» **Requirements**:
Copy the rows below word for word, keeping every line unchanged.

Source data:
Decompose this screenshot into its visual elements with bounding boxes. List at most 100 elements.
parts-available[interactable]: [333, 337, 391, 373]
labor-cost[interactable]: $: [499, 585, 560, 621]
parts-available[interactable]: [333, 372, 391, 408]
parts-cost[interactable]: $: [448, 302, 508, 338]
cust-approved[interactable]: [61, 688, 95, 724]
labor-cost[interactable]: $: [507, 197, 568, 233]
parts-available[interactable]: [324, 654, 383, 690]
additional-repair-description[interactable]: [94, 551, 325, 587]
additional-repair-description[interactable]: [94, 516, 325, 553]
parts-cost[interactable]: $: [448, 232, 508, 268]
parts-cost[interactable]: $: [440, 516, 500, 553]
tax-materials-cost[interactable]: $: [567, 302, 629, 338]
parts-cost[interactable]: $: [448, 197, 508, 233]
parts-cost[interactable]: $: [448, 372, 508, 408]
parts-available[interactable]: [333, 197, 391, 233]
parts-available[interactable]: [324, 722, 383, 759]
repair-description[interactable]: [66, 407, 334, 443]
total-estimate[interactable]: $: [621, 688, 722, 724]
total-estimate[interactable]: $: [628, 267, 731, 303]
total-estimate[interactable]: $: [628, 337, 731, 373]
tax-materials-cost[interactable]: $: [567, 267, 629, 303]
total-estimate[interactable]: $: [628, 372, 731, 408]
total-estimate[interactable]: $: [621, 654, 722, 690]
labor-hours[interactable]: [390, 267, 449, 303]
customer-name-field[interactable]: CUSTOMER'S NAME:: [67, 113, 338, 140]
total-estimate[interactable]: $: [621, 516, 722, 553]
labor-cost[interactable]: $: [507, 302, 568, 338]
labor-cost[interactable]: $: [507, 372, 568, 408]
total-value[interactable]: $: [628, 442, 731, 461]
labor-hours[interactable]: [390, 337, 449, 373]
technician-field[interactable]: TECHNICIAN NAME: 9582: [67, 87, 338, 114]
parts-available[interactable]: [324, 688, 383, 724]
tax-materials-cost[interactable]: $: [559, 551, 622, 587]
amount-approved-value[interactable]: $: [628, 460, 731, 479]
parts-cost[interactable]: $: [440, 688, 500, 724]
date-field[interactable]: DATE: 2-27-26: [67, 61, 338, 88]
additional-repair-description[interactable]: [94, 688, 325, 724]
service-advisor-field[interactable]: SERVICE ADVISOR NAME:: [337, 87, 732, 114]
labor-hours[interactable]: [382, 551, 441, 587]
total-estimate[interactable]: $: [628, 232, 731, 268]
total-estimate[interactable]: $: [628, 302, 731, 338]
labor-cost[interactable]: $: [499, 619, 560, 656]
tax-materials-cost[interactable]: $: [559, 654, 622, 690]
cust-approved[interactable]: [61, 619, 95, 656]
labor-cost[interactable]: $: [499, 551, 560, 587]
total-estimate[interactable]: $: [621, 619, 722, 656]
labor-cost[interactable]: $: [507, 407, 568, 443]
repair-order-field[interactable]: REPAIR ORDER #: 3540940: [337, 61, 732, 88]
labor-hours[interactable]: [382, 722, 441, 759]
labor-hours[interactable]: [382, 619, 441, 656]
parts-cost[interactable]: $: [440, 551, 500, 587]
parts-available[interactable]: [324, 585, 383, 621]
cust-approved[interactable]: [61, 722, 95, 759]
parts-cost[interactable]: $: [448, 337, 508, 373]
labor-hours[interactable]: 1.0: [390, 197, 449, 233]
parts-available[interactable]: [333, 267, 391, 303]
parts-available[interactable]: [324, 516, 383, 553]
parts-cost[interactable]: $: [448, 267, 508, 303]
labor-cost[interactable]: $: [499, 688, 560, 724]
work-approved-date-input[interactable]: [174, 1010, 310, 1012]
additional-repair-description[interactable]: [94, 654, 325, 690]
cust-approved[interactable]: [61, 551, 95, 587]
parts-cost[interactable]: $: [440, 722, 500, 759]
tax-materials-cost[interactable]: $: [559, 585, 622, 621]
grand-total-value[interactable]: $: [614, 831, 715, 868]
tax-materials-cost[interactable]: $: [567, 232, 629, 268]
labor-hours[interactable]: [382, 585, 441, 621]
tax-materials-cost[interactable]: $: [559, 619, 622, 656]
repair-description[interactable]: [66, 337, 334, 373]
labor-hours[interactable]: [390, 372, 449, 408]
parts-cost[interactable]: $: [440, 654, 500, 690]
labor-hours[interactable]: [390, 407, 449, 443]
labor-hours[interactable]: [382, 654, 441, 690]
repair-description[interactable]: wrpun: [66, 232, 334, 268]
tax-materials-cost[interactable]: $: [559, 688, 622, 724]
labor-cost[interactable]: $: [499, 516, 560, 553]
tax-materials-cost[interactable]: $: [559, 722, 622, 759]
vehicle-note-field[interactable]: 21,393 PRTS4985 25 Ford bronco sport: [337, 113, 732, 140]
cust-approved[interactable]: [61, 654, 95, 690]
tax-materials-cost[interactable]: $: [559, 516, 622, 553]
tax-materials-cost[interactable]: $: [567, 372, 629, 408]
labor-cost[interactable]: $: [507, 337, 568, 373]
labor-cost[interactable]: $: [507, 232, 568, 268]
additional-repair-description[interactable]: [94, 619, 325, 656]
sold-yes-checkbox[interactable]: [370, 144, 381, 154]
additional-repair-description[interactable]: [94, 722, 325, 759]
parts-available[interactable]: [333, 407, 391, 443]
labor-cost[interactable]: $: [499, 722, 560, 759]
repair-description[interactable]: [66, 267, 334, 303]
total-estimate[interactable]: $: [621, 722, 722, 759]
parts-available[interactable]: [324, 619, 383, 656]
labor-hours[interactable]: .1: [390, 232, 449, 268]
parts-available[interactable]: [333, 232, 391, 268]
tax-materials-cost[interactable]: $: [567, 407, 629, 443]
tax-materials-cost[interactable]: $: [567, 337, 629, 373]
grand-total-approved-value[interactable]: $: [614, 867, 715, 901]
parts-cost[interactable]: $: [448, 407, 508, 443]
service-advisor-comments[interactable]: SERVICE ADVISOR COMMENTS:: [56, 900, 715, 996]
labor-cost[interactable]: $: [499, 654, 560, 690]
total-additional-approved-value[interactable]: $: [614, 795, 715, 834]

» **Exercise result**:
Decompose this screenshot into its visual elements with bounding boxes. List at most 100 elements.
parts-available[interactable]: [333, 337, 391, 373]
labor-cost[interactable]: $: [499, 585, 560, 621]
parts-available[interactable]: [333, 372, 391, 408]
parts-cost[interactable]: $: [448, 302, 508, 338]
cust-approved[interactable]: [61, 688, 95, 724]
labor-cost[interactable]: $: [507, 197, 568, 233]
parts-available[interactable]: [324, 654, 383, 690]
additional-repair-description[interactable]: [94, 551, 325, 587]
additional-repair-description[interactable]: [94, 516, 325, 553]
parts-cost[interactable]: $: [448, 232, 508, 268]
parts-cost[interactable]: $: [440, 516, 500, 553]
tax-materials-cost[interactable]: $: [567, 302, 629, 338]
parts-cost[interactable]: $: [448, 197, 508, 233]
parts-cost[interactable]: $: [448, 372, 508, 408]
parts-available[interactable]: [333, 197, 391, 233]
parts-available[interactable]: [324, 722, 383, 759]
repair-description[interactable]: [66, 407, 334, 443]
total-estimate[interactable]: $: [621, 688, 722, 724]
total-estimate[interactable]: $: [628, 267, 731, 303]
total-estimate[interactable]: $: [628, 337, 731, 373]
tax-materials-cost[interactable]: $: [567, 267, 629, 303]
total-estimate[interactable]: $: [628, 372, 731, 408]
total-estimate[interactable]: $: [621, 654, 722, 690]
labor-hours[interactable]: [390, 267, 449, 303]
customer-name-field[interactable]: CUSTOMER'S NAME:: [67, 113, 338, 140]
total-estimate[interactable]: $: [621, 516, 722, 553]
labor-cost[interactable]: $: [507, 302, 568, 338]
labor-cost[interactable]: $: [507, 372, 568, 408]
total-value[interactable]: $: [628, 442, 731, 461]
labor-hours[interactable]: [390, 337, 449, 373]
technician-field[interactable]: TECHNICIAN NAME: 9582: [67, 87, 338, 114]
parts-available[interactable]: [324, 688, 383, 724]
tax-materials-cost[interactable]: $: [559, 551, 622, 587]
amount-approved-value[interactable]: $: [628, 460, 731, 479]
parts-cost[interactable]: $: [440, 688, 500, 724]
date-field[interactable]: DATE: 2-27-26: [67, 61, 338, 88]
additional-repair-description[interactable]: [94, 688, 325, 724]
service-advisor-field[interactable]: SERVICE ADVISOR NAME:: [337, 87, 732, 114]
labor-hours[interactable]: [382, 551, 441, 587]
total-estimate[interactable]: $: [628, 232, 731, 268]
total-estimate[interactable]: $: [628, 302, 731, 338]
labor-cost[interactable]: $: [499, 619, 560, 656]
tax-materials-cost[interactable]: $: [559, 654, 622, 690]
cust-approved[interactable]: [61, 619, 95, 656]
labor-cost[interactable]: $: [499, 551, 560, 587]
total-estimate[interactable]: $: [621, 619, 722, 656]
labor-cost[interactable]: $: [507, 407, 568, 443]
repair-order-field[interactable]: REPAIR ORDER #: 3540940: [337, 61, 732, 88]
labor-hours[interactable]: [382, 722, 441, 759]
labor-hours[interactable]: [382, 619, 441, 656]
parts-cost[interactable]: $: [440, 551, 500, 587]
parts-available[interactable]: [324, 585, 383, 621]
cust-approved[interactable]: [61, 722, 95, 759]
parts-cost[interactable]: $: [448, 337, 508, 373]
labor-hours[interactable]: 1.0: [390, 197, 449, 233]
parts-available[interactable]: [333, 267, 391, 303]
parts-available[interactable]: [324, 516, 383, 553]
parts-cost[interactable]: $: [448, 267, 508, 303]
labor-cost[interactable]: $: [499, 688, 560, 724]
work-approved-date-input[interactable]: [174, 1010, 310, 1012]
additional-repair-description[interactable]: [94, 654, 325, 690]
cust-approved[interactable]: [61, 551, 95, 587]
parts-cost[interactable]: $: [440, 722, 500, 759]
tax-materials-cost[interactable]: $: [559, 585, 622, 621]
grand-total-value[interactable]: $: [614, 831, 715, 868]
tax-materials-cost[interactable]: $: [567, 232, 629, 268]
labor-hours[interactable]: [382, 585, 441, 621]
tax-materials-cost[interactable]: $: [559, 619, 622, 656]
repair-description[interactable]: [66, 337, 334, 373]
labor-hours[interactable]: [390, 372, 449, 408]
parts-cost[interactable]: $: [440, 654, 500, 690]
labor-hours[interactable]: [390, 407, 449, 443]
labor-hours[interactable]: [382, 654, 441, 690]
repair-description[interactable]: wrpun: [66, 232, 334, 268]
tax-materials-cost[interactable]: $: [559, 688, 622, 724]
labor-cost[interactable]: $: [499, 516, 560, 553]
tax-materials-cost[interactable]: $: [559, 722, 622, 759]
vehicle-note-field[interactable]: 21,393 PRTS4985 25 Ford bronco sport: [337, 113, 732, 140]
cust-approved[interactable]: [61, 654, 95, 690]
tax-materials-cost[interactable]: $: [559, 516, 622, 553]
tax-materials-cost[interactable]: $: [567, 372, 629, 408]
labor-cost[interactable]: $: [507, 337, 568, 373]
labor-cost[interactable]: $: [507, 232, 568, 268]
additional-repair-description[interactable]: [94, 619, 325, 656]
sold-yes-checkbox[interactable]: [370, 144, 381, 154]
additional-repair-description[interactable]: [94, 722, 325, 759]
parts-available[interactable]: [333, 407, 391, 443]
labor-cost[interactable]: $: [499, 722, 560, 759]
repair-description[interactable]: [66, 267, 334, 303]
total-estimate[interactable]: $: [621, 722, 722, 759]
parts-available[interactable]: [324, 619, 383, 656]
labor-hours[interactable]: .1: [390, 232, 449, 268]
parts-available[interactable]: [333, 232, 391, 268]
tax-materials-cost[interactable]: $: [567, 407, 629, 443]
tax-materials-cost[interactable]: $: [567, 337, 629, 373]
grand-total-approved-value[interactable]: $: [614, 867, 715, 901]
parts-cost[interactable]: $: [448, 407, 508, 443]
service-advisor-comments[interactable]: SERVICE ADVISOR COMMENTS:: [56, 900, 715, 996]
labor-cost[interactable]: $: [499, 654, 560, 690]
total-additional-approved-value[interactable]: $: [614, 795, 715, 834]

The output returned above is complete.